### EXTRACTED TEXT
#####

Variations in development of the iliac apophysis may occur. Earlier development usually takes place on the iliac crest of the high side of a pelvis seen with leg-length difference. Posterior ossification of the apophysis has been seen in the occasional congenital spinal deformity and in the infantile pelvis of some polios.
The excursion of ossification of the apophysis may be short and appear to attach to the ilium at a distance one half to three quarters across the iliac crest. In these cases the initial ossification center is thicker than usual. These are termed short excursions (Fig. 4). Vertebral growth usually is completed with the short excursion of the apophysis.
Shows an iliac apophysis which was attached at about 75 per cent of the customary excursion. (See arrow over the left pelvis.) The curve did not increase after this attachment. This is called a short excursion of ossification of the iliac apophysis.
The average chronologic age when the iliac apophysis is completed is 14 years in girls and 16 years in boys. It may occur as early as 10 or 11 years in girls and 13 or 14 in boys, and as late as 17 or 18 years in girls or 20 years in boys. Delayed development occurs in children in colder climates or in those whose metabolism is low. Early development of the apophysis occurs in warmer climates. These observations on the development of the iliac apophysis were begun in 1936 at the Los Angeles Orthopaedic Hospital and continued intensively for 10 years. The object of this study was to find some physiologic sign that would indicate the completion of vertebral growth.
(Top, left) Girl, 11 years of age, had polio at the age of 8, with mild appearance of the lateral curvature at the dorsolumbar junction. No iliac apophysis is seen at the age of 11. (Top, right) At the age of 14 it is noted that the iliac apophysis is complete, and there has been a noticeable increase in the deformity. (Bottom, left) At the age of 18 there has been no further increase in the deformity since the completion of the iliac apophysis. (Bottom, right) This is an untreated case. Also at the age of 21 there has been no appreciable increase in the deformity since the completion of her iliac apophysis. (Risser, J. C.: J.A.M.A. 164:135.)

#####

### INFORMATION
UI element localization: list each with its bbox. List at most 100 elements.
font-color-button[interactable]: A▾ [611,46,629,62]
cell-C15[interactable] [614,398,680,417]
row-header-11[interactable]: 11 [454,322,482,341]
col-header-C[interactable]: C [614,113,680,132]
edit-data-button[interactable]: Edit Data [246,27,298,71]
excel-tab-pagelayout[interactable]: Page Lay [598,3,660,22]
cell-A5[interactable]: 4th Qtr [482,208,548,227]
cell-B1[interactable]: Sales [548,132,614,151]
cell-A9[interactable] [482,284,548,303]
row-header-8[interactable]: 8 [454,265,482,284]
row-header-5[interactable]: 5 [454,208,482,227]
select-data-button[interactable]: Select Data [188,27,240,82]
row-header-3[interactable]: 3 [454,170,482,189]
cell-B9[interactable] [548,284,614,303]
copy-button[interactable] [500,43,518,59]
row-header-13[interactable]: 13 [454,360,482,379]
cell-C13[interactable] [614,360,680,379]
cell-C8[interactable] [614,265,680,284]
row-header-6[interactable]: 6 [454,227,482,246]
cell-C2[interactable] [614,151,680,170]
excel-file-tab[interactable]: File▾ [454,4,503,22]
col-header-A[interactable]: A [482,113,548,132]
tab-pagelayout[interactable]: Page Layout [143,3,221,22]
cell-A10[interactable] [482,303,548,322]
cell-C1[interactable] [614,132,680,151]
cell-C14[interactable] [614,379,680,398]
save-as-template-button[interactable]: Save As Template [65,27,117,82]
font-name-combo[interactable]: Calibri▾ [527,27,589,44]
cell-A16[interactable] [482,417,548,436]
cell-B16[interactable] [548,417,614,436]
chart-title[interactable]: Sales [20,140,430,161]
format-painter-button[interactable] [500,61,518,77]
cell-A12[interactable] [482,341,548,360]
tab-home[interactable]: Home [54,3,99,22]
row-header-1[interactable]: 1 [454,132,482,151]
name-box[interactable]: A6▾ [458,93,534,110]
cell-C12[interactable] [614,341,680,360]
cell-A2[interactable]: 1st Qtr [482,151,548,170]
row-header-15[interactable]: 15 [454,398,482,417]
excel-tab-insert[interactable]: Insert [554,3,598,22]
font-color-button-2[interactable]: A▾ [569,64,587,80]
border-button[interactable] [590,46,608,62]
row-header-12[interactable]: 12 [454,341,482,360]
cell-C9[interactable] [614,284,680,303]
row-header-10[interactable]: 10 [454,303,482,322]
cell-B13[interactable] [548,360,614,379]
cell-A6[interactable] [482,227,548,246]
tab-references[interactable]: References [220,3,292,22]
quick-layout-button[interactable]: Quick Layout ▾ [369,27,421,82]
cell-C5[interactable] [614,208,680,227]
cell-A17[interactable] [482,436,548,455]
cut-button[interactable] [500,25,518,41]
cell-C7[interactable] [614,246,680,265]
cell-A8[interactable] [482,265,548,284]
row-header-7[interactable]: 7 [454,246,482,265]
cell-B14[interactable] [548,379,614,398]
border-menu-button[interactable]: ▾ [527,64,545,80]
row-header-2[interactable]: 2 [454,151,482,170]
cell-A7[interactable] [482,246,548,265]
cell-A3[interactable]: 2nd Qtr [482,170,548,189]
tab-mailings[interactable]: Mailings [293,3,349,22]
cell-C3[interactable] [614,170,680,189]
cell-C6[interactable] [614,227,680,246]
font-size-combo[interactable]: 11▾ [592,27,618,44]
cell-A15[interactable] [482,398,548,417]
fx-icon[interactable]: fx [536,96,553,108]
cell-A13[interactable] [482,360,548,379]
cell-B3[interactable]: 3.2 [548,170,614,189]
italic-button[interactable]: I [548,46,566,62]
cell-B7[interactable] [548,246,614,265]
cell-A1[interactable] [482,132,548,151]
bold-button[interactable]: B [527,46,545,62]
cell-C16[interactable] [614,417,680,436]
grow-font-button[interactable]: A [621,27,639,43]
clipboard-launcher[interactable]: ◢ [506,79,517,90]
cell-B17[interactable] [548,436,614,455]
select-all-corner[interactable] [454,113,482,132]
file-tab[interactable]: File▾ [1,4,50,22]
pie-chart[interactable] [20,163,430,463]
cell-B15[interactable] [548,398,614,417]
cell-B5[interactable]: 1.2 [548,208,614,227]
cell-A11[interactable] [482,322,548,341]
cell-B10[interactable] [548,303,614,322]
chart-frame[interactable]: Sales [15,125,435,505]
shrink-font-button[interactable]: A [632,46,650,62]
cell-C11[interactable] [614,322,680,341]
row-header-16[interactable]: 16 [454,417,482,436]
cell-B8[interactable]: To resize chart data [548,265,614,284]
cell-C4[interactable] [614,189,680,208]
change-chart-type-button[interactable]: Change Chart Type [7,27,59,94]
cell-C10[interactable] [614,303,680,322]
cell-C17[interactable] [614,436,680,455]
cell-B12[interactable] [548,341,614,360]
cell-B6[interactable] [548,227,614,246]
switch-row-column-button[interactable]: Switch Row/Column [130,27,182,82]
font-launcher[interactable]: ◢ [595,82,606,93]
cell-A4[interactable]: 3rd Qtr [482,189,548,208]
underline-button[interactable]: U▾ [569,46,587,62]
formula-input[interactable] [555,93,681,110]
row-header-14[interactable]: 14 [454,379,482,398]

#####

### APPLY WHAT YOU READ
**a)** Summarize the iliac apophysis text in two sentences.
**b)** Retype part of the iliac apophysis text, beginning at the words "Shows an iliac" and stopping after "ossification of the iliac apophysis.".
**c)** According to the iliac apophysis text, what is the average age at which the iliac apophysis is completed in boys?

### ANSWERS TO THE TASKS
**a)** The iliac apophysis can vary in development, including short excursions of ossification, and vertebral growth is usually complete when such a short excursion occurs. The apophysis is completed at an average age of 14 in girls and 16 in boys, later in colder climates or with low metabolism and earlier in warmer climates, and observations that began in 1936 at the Los Angeles Orthopaedic Hospital sought a physiologic sign of completed vertebral growth.

**b)**
Shows an iliac apophysis which was attached at about 75 per cent of the customary excursion. (See arrow over the left pelvis.) The curve did not increase after this attachment. This is called a short excursion of ossification of the iliac apophysis.

**c)** 16 years.